— Do this —
The records that follow need to be output exactly as they are.

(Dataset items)
━━━━
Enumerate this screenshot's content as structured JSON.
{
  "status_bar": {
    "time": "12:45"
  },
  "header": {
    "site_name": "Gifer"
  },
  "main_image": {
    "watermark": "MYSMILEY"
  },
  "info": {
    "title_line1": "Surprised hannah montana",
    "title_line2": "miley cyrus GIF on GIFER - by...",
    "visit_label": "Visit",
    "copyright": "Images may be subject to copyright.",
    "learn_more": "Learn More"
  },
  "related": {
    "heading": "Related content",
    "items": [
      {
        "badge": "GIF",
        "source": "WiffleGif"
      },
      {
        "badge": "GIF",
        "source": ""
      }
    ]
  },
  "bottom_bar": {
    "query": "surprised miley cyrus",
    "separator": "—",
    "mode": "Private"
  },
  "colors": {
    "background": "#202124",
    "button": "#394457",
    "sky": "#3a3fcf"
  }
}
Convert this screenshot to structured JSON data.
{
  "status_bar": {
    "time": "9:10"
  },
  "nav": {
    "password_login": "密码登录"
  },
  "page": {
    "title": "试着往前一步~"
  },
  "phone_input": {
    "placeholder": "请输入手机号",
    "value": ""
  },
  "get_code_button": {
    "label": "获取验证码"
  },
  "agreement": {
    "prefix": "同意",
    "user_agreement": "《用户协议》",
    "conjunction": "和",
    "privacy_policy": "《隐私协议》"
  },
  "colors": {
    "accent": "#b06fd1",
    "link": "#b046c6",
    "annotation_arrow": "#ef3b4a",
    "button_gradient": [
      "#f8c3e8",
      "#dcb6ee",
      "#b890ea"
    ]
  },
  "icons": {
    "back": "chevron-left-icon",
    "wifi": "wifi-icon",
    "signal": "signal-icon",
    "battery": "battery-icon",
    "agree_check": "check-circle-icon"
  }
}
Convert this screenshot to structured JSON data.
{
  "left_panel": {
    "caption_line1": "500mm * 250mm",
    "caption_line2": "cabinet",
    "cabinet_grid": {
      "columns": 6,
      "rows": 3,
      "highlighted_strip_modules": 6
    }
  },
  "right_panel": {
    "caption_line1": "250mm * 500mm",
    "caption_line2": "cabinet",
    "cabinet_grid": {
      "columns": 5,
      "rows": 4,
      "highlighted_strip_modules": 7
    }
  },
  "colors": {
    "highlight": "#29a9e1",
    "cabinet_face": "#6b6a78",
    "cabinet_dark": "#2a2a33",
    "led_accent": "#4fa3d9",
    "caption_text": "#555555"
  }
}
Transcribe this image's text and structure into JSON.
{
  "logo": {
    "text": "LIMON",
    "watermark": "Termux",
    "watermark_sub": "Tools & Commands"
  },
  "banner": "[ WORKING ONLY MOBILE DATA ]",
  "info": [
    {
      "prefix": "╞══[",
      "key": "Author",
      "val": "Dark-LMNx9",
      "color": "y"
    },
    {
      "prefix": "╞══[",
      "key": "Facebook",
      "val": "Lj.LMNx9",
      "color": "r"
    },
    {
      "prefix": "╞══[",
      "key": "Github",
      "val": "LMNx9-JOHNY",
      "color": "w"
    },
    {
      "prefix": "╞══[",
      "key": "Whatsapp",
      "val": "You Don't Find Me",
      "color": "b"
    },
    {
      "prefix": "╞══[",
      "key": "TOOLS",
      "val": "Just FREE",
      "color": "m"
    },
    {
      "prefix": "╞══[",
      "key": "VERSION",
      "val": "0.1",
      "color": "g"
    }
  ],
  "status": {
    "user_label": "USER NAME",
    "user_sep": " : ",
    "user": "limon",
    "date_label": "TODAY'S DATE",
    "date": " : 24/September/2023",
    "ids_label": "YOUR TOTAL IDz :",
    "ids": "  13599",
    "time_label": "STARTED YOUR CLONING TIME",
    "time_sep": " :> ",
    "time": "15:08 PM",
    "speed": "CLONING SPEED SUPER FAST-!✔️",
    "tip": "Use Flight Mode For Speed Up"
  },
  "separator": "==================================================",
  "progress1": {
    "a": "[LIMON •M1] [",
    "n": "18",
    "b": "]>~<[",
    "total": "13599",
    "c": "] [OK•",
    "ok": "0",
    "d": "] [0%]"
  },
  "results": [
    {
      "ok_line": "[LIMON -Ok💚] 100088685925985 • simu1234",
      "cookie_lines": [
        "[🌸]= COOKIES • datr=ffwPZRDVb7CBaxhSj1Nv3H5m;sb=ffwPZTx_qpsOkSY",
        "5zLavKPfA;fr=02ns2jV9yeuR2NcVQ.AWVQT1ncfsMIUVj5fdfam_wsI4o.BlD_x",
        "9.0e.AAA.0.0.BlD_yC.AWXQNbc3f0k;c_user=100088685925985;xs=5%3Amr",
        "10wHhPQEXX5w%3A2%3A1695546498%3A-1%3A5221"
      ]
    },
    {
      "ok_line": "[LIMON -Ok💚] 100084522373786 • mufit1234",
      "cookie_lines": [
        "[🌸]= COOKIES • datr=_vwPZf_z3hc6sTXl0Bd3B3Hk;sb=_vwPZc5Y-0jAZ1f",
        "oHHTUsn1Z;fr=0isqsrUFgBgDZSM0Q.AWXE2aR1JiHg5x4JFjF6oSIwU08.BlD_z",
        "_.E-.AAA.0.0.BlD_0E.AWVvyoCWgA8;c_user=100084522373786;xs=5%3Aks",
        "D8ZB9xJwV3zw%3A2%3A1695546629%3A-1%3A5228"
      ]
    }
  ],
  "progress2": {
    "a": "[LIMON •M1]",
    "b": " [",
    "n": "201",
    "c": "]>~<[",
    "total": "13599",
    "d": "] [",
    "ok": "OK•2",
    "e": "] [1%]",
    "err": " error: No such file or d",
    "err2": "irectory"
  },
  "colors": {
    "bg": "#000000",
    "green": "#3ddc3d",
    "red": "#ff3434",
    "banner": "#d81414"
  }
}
━━━━
— Response below —
Enumerate this screenshot's content as structured JSON.
{
  "status_bar": {
    "time": "12:45"
  },
  "header": {
    "site_name": "Gifer"
  },
  "main_image": {
    "watermark": "MYSMILEY"
  },
  "info": {
    "title_line1": "Surprised hannah montana",
    "title_line2": "miley cyrus GIF on GIFER - by...",
    "visit_label": "Visit",
    "copyright": "Images may be subject to copyright.",
    "learn_more": "Learn More"
  },
  "related": {
    "heading": "Related content",
    "items": [
      {
        "badge": "GIF",
        "source": "WiffleGif"
      },
      {
        "badge": "GIF",
        "source": ""
      }
    ]
  },
  "bottom_bar": {
    "query": "surprised miley cyrus",
    "separator": "—",
    "mode": "Private"
  },
  "colors": {
    "background": "#202124",
    "button": "#394457",
    "sky": "#3a3fcf"
  }
}
Convert this screenshot to structured JSON data.
{
  "status_bar": {
    "time": "9:10"
  },
  "nav": {
    "password_login": "密码登录"
  },
  "page": {
    "title": "试着往前一步~"
  },
  "phone_input": {
    "placeholder": "请输入手机号",
    "value": ""
  },
  "get_code_button": {
    "label": "获取验证码"
  },
  "agreement": {
    "prefix": "同意",
    "user_agreement": "《用户协议》",
    "conjunction": "和",
    "privacy_policy": "《隐私协议》"
  },
  "colors": {
    "accent": "#b06fd1",
    "link": "#b046c6",
    "annotation_arrow": "#ef3b4a",
    "button_gradient": [
      "#f8c3e8",
      "#dcb6ee",
      "#b890ea"
    ]
  },
  "icons": {
    "back": "chevron-left-icon",
    "wifi": "wifi-icon",
    "signal": "signal-icon",
    "battery": "battery-icon",
    "agree_check": "check-circle-icon"
  }
}
Convert this screenshot to structured JSON data.
{
  "left_panel": {
    "caption_line1": "500mm * 250mm",
    "caption_line2": "cabinet",
    "cabinet_grid": {
      "columns": 6,
      "rows": 3,
      "highlighted_strip_modules": 6
    }
  },
  "right_panel": {
    "caption_line1": "250mm * 500mm",
    "caption_line2": "cabinet",
    "cabinet_grid": {
      "columns": 5,
      "rows": 4,
      "highlighted_strip_modules": 7
    }
  },
  "colors": {
    "highlight": "#29a9e1",
    "cabinet_face": "#6b6a78",
    "cabinet_dark": "#2a2a33",
    "led_accent": "#4fa3d9",
    "caption_text": "#555555"
  }
}
Transcribe this image's text and structure into JSON.
{
  "logo": {
    "text": "LIMON",
    "watermark": "Termux",
    "watermark_sub": "Tools & Commands"
  },
  "banner": "[ WORKING ONLY MOBILE DATA ]",
  "info": [
    {
      "prefix": "╞══[",
      "key": "Author",
      "val": "Dark-LMNx9",
      "color": "y"
    },
    {
      "prefix": "╞══[",
      "key": "Facebook",
      "val": "Lj.LMNx9",
      "color": "r"
    },
    {
      "prefix": "╞══[",
      "key": "Github",
      "val": "LMNx9-JOHNY",
      "color": "w"
    },
    {
      "prefix": "╞══[",
      "key": "Whatsapp",
      "val": "You Don't Find Me",
      "color": "b"
    },
    {
      "prefix": "╞══[",
      "key": "TOOLS",
      "val": "Just FREE",
      "color": "m"
    },
    {
      "prefix": "╞══[",
      "key": "VERSION",
      "val": "0.1",
      "color": "g"
    }
  ],
  "status": {
    "user_label": "USER NAME",
    "user_sep": " : ",
    "user": "limon",
    "date_label": "TODAY'S DATE",
    "date": " : 24/September/2023",
    "ids_label": "YOUR TOTAL IDz :",
    "ids": "  13599",
    "time_label": "STARTED YOUR CLONING TIME",
    "time_sep": " :> ",
    "time": "15:08 PM",
    "speed": "CLONING SPEED SUPER FAST-!✔️",
    "tip": "Use Flight Mode For Speed Up"
  },
  "separator": "==================================================",
  "progress1": {
    "a": "[LIMON •M1] [",
    "n": "18",
    "b": "]>~<[",
    "total": "13599",
    "c": "] [OK•",
    "ok": "0",
    "d": "] [0%]"
  },
  "results": [
    {
      "ok_line": "[LIMON -Ok💚] 100088685925985 • simu1234",
      "cookie_lines": [
        "[🌸]= COOKIES • datr=ffwPZRDVb7CBaxhSj1Nv3H5m;sb=ffwPZTx_qpsOkSY",
        "5zLavKPfA;fr=02ns2jV9yeuR2NcVQ.AWVQT1ncfsMIUVj5fdfam_wsI4o.BlD_x",
        "9.0e.AAA.0.0.BlD_yC.AWXQNbc3f0k;c_user=100088685925985;xs=5%3Amr",
        "10wHhPQEXX5w%3A2%3A1695546498%3A-1%3A5221"
      ]
    },
    {
      "ok_line": "[LIMON -Ok💚] 100084522373786 • mufit1234",
      "cookie_lines": [
        "[🌸]= COOKIES • datr=_vwPZf_z3hc6sTXl0Bd3B3Hk;sb=_vwPZc5Y-0jAZ1f",
        "oHHTUsn1Z;fr=0isqsrUFgBgDZSM0Q.AWXE2aR1JiHg5x4JFjF6oSIwU08.BlD_z",
        "_.E-.AAA.0.0.BlD_0E.AWVvyoCWgA8;c_user=100084522373786;xs=5%3Aks",
        "D8ZB9xJwV3zw%3A2%3A1695546629%3A-1%3A5228"
      ]
    }
  ],
  "progress2": {
    "a": "[LIMON •M1]",
    "b": " [",
    "n": "201",
    "c": "]>~<[",
    "total": "13599",
    "d": "] [",
    "ok": "OK•2",
    "e": "] [1%]",
    "err": " error: No such file or d",
    "err2": "irectory"
  },
  "colors": {
    "bg": "#000000",
    "green": "#3ddc3d",
    "red": "#ff3434",
    "banner": "#d81414"
  }
}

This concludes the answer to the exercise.